• [DIRECTIONS] Extract each line holding the word "Pump" from the entries.

"""

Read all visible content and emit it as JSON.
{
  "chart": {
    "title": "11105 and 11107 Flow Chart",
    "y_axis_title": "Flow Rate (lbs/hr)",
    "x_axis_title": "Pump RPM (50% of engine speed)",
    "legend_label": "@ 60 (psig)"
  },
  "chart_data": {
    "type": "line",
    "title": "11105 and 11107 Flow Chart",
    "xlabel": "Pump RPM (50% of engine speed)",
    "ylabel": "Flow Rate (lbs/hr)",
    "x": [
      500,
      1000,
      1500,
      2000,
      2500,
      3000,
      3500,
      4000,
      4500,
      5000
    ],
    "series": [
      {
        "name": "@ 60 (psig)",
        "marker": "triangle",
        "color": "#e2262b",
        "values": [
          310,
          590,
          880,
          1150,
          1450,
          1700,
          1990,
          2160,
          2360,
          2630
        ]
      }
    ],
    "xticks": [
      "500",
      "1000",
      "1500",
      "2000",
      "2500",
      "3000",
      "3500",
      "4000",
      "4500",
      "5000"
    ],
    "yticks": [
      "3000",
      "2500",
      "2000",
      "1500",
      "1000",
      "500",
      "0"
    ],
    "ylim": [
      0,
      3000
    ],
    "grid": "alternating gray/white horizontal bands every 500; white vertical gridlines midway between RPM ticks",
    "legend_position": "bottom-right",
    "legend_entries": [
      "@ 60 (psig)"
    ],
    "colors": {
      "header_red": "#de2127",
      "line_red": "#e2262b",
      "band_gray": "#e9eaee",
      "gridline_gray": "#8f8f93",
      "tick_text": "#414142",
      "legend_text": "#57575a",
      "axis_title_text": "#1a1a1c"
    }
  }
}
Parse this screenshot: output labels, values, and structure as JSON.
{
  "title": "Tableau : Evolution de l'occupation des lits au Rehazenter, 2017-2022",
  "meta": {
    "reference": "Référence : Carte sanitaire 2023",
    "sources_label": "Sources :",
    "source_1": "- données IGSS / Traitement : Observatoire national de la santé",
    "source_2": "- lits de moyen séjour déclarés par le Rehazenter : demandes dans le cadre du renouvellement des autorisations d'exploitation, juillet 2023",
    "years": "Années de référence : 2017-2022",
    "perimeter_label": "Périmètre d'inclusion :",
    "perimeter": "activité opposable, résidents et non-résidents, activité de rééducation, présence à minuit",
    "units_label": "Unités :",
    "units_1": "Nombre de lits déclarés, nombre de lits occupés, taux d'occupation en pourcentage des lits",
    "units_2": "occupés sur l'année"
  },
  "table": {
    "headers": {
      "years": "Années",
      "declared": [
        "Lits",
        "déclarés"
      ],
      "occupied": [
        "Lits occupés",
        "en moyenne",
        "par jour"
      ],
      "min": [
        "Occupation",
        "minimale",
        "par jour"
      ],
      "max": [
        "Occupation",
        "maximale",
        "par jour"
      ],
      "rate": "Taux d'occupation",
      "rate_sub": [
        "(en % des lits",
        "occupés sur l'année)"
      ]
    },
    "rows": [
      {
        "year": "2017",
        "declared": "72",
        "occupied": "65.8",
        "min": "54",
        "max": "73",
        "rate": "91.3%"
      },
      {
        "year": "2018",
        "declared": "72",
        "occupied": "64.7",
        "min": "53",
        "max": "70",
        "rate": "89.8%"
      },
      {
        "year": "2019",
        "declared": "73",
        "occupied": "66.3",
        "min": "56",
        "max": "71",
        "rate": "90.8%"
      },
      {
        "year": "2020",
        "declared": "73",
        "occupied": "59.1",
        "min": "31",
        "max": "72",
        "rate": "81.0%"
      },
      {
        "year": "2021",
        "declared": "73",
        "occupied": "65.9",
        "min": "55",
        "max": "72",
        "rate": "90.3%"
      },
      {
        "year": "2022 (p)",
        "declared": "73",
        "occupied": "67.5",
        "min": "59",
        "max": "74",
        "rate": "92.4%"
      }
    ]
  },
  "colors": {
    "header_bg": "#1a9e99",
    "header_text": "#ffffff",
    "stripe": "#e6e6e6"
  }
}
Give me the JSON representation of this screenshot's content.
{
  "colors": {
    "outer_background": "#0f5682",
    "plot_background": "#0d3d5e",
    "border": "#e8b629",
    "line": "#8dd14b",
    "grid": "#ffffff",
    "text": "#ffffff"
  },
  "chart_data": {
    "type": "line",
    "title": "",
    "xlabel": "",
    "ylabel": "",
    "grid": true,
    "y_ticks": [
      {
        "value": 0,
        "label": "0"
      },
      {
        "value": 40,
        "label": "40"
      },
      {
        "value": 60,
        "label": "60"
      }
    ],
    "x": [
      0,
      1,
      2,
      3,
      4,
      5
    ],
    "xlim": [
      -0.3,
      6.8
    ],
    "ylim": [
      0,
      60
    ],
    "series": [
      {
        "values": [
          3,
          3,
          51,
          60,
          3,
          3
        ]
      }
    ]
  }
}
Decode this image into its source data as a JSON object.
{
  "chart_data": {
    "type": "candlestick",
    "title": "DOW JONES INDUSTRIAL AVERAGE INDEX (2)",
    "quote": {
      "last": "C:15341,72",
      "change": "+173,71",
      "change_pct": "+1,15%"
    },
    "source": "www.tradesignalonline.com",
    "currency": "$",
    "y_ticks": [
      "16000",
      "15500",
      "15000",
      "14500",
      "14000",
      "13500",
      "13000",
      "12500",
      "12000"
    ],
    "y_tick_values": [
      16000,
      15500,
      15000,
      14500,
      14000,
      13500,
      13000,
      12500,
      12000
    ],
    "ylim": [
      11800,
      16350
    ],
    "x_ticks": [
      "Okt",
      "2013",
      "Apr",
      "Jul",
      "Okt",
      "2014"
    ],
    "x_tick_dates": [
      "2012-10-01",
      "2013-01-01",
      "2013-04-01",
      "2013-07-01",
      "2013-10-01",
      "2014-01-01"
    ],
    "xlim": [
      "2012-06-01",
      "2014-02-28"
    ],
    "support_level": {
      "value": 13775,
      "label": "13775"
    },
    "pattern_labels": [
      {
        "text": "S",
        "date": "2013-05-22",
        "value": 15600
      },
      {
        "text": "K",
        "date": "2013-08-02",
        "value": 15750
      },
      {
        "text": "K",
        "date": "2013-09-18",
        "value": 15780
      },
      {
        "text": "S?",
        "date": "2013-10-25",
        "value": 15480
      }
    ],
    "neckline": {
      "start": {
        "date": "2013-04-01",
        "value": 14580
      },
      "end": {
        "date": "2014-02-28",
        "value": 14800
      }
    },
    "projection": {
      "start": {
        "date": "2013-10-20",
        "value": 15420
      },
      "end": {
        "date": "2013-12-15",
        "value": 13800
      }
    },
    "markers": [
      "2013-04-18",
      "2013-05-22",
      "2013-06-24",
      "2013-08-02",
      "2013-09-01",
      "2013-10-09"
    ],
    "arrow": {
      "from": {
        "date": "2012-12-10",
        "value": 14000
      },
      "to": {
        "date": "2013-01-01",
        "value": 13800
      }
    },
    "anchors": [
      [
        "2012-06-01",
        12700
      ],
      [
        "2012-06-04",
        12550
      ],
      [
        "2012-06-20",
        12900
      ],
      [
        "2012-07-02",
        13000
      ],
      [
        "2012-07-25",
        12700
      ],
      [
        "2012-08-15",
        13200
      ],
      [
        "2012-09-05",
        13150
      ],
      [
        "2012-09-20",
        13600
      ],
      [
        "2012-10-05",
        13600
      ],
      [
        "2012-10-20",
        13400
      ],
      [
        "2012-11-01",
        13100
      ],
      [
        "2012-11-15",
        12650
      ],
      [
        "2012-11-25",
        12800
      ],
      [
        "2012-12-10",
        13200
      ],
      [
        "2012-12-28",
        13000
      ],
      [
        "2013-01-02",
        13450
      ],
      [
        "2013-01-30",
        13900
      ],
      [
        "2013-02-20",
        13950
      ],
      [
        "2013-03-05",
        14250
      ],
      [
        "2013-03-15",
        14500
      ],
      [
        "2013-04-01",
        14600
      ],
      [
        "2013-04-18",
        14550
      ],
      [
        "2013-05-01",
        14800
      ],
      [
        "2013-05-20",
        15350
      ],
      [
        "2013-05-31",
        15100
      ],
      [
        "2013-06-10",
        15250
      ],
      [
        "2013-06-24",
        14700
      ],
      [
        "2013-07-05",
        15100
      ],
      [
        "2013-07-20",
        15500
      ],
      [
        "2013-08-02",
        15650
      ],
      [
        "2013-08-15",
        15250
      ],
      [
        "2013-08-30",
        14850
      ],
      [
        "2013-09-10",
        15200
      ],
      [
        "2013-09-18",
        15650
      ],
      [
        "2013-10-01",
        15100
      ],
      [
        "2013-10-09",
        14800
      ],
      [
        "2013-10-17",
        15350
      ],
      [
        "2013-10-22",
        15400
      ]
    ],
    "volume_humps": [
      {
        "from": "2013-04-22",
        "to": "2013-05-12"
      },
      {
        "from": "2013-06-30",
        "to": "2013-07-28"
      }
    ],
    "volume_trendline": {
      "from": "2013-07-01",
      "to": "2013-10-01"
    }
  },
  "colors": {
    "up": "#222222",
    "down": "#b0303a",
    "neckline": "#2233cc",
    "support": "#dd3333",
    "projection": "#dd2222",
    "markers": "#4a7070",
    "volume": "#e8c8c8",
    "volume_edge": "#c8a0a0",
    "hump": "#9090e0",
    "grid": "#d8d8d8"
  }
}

"""

• [SOLUTION TO THE PROBLEM]
    "x_axis_title": "Pump RPM (50% of engine speed)",
    "xlabel": "Pump RPM (50% of engine speed)",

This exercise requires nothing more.